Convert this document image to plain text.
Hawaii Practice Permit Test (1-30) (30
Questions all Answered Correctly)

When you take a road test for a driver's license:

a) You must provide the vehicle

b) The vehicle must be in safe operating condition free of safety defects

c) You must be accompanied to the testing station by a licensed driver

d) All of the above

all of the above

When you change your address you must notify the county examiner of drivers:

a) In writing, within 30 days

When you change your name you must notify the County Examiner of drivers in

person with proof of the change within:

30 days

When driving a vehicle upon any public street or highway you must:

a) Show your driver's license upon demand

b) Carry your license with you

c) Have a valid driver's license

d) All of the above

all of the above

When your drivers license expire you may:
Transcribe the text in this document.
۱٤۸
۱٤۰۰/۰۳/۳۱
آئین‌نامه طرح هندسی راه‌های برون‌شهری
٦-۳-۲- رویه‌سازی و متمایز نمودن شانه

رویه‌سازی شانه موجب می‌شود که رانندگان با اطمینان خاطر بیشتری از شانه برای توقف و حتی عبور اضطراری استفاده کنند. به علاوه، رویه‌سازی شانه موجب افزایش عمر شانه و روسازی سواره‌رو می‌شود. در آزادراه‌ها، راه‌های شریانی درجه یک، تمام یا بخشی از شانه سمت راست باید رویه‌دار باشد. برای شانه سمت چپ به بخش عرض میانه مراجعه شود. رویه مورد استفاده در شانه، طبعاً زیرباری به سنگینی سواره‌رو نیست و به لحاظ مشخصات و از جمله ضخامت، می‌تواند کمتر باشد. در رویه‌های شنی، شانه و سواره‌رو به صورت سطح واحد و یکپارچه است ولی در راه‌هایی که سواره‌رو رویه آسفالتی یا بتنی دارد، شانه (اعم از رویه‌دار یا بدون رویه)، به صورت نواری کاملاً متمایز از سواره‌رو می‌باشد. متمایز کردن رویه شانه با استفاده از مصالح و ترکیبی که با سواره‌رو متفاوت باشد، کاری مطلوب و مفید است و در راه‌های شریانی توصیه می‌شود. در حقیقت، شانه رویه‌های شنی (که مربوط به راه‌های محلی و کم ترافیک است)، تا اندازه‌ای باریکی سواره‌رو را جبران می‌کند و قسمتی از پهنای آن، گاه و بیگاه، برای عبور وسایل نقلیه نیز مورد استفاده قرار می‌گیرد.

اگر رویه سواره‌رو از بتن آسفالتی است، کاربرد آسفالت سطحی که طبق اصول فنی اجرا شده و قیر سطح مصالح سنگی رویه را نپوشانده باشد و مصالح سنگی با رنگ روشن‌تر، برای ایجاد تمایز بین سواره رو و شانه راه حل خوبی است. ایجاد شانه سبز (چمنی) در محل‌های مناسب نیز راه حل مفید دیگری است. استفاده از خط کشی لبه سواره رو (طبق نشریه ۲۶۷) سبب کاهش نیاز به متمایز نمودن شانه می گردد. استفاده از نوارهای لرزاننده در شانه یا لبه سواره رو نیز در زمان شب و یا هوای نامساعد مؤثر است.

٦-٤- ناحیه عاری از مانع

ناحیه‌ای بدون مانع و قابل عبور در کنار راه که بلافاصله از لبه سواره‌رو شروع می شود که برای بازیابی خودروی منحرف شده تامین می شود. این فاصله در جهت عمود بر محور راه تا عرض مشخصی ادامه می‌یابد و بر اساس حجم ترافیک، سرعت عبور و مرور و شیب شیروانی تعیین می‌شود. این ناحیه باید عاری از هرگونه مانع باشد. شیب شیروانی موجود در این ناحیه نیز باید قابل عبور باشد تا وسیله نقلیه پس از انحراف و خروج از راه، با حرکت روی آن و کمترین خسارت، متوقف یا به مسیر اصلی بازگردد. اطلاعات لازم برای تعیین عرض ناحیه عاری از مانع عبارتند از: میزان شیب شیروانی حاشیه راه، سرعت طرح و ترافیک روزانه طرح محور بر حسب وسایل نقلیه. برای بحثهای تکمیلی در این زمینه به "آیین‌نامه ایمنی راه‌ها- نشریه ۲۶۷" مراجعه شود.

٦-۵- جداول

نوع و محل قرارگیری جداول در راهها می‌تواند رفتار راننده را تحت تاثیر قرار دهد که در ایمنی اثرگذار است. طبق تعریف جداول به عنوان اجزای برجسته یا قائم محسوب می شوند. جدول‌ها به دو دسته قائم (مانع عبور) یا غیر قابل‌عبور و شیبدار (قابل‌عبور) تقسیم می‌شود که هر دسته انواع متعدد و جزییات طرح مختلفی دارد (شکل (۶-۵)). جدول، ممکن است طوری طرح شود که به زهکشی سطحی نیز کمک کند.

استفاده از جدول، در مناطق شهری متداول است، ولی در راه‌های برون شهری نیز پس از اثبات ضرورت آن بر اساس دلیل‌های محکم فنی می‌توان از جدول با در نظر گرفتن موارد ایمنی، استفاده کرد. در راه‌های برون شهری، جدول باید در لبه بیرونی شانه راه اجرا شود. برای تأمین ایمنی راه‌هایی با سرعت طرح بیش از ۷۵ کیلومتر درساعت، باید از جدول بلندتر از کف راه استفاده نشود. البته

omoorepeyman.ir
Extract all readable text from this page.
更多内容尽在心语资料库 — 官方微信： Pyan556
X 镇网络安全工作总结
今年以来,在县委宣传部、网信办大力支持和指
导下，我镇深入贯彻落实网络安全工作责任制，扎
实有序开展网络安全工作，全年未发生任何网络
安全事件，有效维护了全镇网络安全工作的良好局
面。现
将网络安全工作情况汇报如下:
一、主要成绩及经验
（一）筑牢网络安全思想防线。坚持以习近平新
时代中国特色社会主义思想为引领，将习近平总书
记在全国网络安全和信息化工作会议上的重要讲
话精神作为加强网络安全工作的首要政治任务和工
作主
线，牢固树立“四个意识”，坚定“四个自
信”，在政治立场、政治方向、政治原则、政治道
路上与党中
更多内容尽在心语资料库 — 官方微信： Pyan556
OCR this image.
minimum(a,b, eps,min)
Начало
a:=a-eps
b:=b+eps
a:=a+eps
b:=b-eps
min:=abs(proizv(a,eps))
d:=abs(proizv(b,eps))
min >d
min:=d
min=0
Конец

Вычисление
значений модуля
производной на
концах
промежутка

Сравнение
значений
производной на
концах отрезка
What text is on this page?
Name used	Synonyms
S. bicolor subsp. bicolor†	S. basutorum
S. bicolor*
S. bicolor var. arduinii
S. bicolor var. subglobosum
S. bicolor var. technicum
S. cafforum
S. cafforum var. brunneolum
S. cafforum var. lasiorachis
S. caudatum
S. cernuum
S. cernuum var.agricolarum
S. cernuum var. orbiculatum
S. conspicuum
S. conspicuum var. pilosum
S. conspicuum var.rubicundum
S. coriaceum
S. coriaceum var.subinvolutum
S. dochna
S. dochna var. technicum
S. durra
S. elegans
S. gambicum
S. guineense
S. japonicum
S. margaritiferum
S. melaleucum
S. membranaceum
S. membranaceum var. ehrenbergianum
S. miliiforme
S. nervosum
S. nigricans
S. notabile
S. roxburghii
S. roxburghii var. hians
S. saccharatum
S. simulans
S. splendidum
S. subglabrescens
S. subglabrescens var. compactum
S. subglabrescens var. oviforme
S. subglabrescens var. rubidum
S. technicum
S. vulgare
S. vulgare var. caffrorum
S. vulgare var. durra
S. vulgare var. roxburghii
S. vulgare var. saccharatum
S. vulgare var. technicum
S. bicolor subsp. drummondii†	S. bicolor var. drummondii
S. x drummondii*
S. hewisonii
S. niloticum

◆ ◆ ◆

Copy all the lines, exactly.

▶ RESULT OF THIS TASK
Convert this document image to plain text.
Hawaii Practice Permit Test (1-30) (30
Questions all Answered Correctly)

When you take a road test for a driver's license:

a) You must provide the vehicle

b) The vehicle must be in safe operating condition free of safety defects

c) You must be accompanied to the testing station by a licensed driver

d) All of the above

all of the above

When you change your address you must notify the county examiner of drivers:

a) In writing, within 30 days

When you change your name you must notify the County Examiner of drivers in

person with proof of the change within:

30 days

When driving a vehicle upon any public street or highway you must:

a) Show your driver's license upon demand

b) Carry your license with you

c) Have a valid driver's license

d) All of the above

all of the above

When your drivers license expire you may:
Transcribe the text in this document.
۱٤۸
۱٤۰۰/۰۳/۳۱
آئین‌نامه طرح هندسی راه‌های برون‌شهری
٦-۳-۲- رویه‌سازی و متمایز نمودن شانه

رویه‌سازی شانه موجب می‌شود که رانندگان با اطمینان خاطر بیشتری از شانه برای توقف و حتی عبور اضطراری استفاده کنند. به علاوه، رویه‌سازی شانه موجب افزایش عمر شانه و روسازی سواره‌رو می‌شود. در آزادراه‌ها، راه‌های شریانی درجه یک، تمام یا بخشی از شانه سمت راست باید رویه‌دار باشد. برای شانه سمت چپ به بخش عرض میانه مراجعه شود. رویه مورد استفاده در شانه، طبعاً زیرباری به سنگینی سواره‌رو نیست و به لحاظ مشخصات و از جمله ضخامت، می‌تواند کمتر باشد. در رویه‌های شنی، شانه و سواره‌رو به صورت سطح واحد و یکپارچه است ولی در راه‌هایی که سواره‌رو رویه آسفالتی یا بتنی دارد، شانه (اعم از رویه‌دار یا بدون رویه)، به صورت نواری کاملاً متمایز از سواره‌رو می‌باشد. متمایز کردن رویه شانه با استفاده از مصالح و ترکیبی که با سواره‌رو متفاوت باشد، کاری مطلوب و مفید است و در راه‌های شریانی توصیه می‌شود. در حقیقت، شانه رویه‌های شنی (که مربوط به راه‌های محلی و کم ترافیک است)، تا اندازه‌ای باریکی سواره‌رو را جبران می‌کند و قسمتی از پهنای آن، گاه و بیگاه، برای عبور وسایل نقلیه نیز مورد استفاده قرار می‌گیرد.

اگر رویه سواره‌رو از بتن آسفالتی است، کاربرد آسفالت سطحی که طبق اصول فنی اجرا شده و قیر سطح مصالح سنگی رویه را نپوشانده باشد و مصالح سنگی با رنگ روشن‌تر، برای ایجاد تمایز بین سواره رو و شانه راه حل خوبی است. ایجاد شانه سبز (چمنی) در محل‌های مناسب نیز راه حل مفید دیگری است. استفاده از خط کشی لبه سواره رو (طبق نشریه ۲۶۷) سبب کاهش نیاز به متمایز نمودن شانه می گردد. استفاده از نوارهای لرزاننده در شانه یا لبه سواره رو نیز در زمان شب و یا هوای نامساعد مؤثر است.

٦-٤- ناحیه عاری از مانع

ناحیه‌ای بدون مانع و قابل عبور در کنار راه که بلافاصله از لبه سواره‌رو شروع می شود که برای بازیابی خودروی منحرف شده تامین می شود. این فاصله در جهت عمود بر محور راه تا عرض مشخصی ادامه می‌یابد و بر اساس حجم ترافیک، سرعت عبور و مرور و شیب شیروانی تعیین می‌شود. این ناحیه باید عاری از هرگونه مانع باشد. شیب شیروانی موجود در این ناحیه نیز باید قابل عبور باشد تا وسیله نقلیه پس از انحراف و خروج از راه، با حرکت روی آن و کمترین خسارت، متوقف یا به مسیر اصلی بازگردد. اطلاعات لازم برای تعیین عرض ناحیه عاری از مانع عبارتند از: میزان شیب شیروانی حاشیه راه، سرعت طرح و ترافیک روزانه طرح محور بر حسب وسایل نقلیه. برای بحثهای تکمیلی در این زمینه به "آیین‌نامه ایمنی راه‌ها- نشریه ۲۶۷" مراجعه شود.

٦-۵- جداول

نوع و محل قرارگیری جداول در راهها می‌تواند رفتار راننده را تحت تاثیر قرار دهد که در ایمنی اثرگذار است. طبق تعریف جداول به عنوان اجزای برجسته یا قائم محسوب می شوند. جدول‌ها به دو دسته قائم (مانع عبور) یا غیر قابل‌عبور و شیبدار (قابل‌عبور) تقسیم می‌شود که هر دسته انواع متعدد و جزییات طرح مختلفی دارد (شکل (۶-۵)). جدول، ممکن است طوری طرح شود که به زهکشی سطحی نیز کمک کند.

استفاده از جدول، در مناطق شهری متداول است، ولی در راه‌های برون شهری نیز پس از اثبات ضرورت آن بر اساس دلیل‌های محکم فنی می‌توان از جدول با در نظر گرفتن موارد ایمنی، استفاده کرد. در راه‌های برون شهری، جدول باید در لبه بیرونی شانه راه اجرا شود. برای تأمین ایمنی راه‌هایی با سرعت طرح بیش از ۷۵ کیلومتر درساعت، باید از جدول بلندتر از کف راه استفاده نشود. البته

omoorepeyman.ir
Extract all readable text from this page.
更多内容尽在心语资料库 — 官方微信： Pyan556
X 镇网络安全工作总结
今年以来,在县委宣传部、网信办大力支持和指
导下，我镇深入贯彻落实网络安全工作责任制，扎
实有序开展网络安全工作，全年未发生任何网络
安全事件，有效维护了全镇网络安全工作的良好局
面。现
将网络安全工作情况汇报如下:
一、主要成绩及经验
（一）筑牢网络安全思想防线。坚持以习近平新
时代中国特色社会主义思想为引领，将习近平总书
记在全国网络安全和信息化工作会议上的重要讲
话精神作为加强网络安全工作的首要政治任务和工
作主
线，牢固树立“四个意识”，坚定“四个自
信”，在政治立场、政治方向、政治原则、政治道
路上与党中
更多内容尽在心语资料库 — 官方微信： Pyan556
OCR this image.
minimum(a,b, eps,min)
Начало
a:=a-eps
b:=b+eps
a:=a+eps
b:=b-eps
min:=abs(proizv(a,eps))
d:=abs(proizv(b,eps))
min >d
min:=d
min=0
Конец

Вычисление
значений модуля
производной на
концах
промежутка

Сравнение
значений
производной на
концах отрезка
What text is on this page?
Name used	Synonyms
S. bicolor subsp. bicolor†	S. basutorum
S. bicolor*
S. bicolor var. arduinii
S. bicolor var. subglobosum
S. bicolor var. technicum
S. cafforum
S. cafforum var. brunneolum
S. cafforum var. lasiorachis
S. caudatum
S. cernuum
S. cernuum var.agricolarum
S. cernuum var. orbiculatum
S. conspicuum
S. conspicuum var. pilosum
S. conspicuum var.rubicundum
S. coriaceum
S. coriaceum var.subinvolutum
S. dochna
S. dochna var. technicum
S. durra
S. elegans
S. gambicum
S. guineense
S. japonicum
S. margaritiferum
S. melaleucum
S. membranaceum
S. membranaceum var. ehrenbergianum
S. miliiforme
S. nervosum
S. nigricans
S. notabile
S. roxburghii
S. roxburghii var. hians
S. saccharatum
S. simulans
S. splendidum
S. subglabrescens
S. subglabrescens var. compactum
S. subglabrescens var. oviforme
S. subglabrescens var. rubidum
S. technicum
S. vulgare
S. vulgare var. caffrorum
S. vulgare var. durra
S. vulgare var. roxburghii
S. vulgare var. saccharatum
S. vulgare var. technicum
S. bicolor subsp. drummondii†	S. bicolor var. drummondii
S. x drummondii*
S. hewisonii
S. niloticum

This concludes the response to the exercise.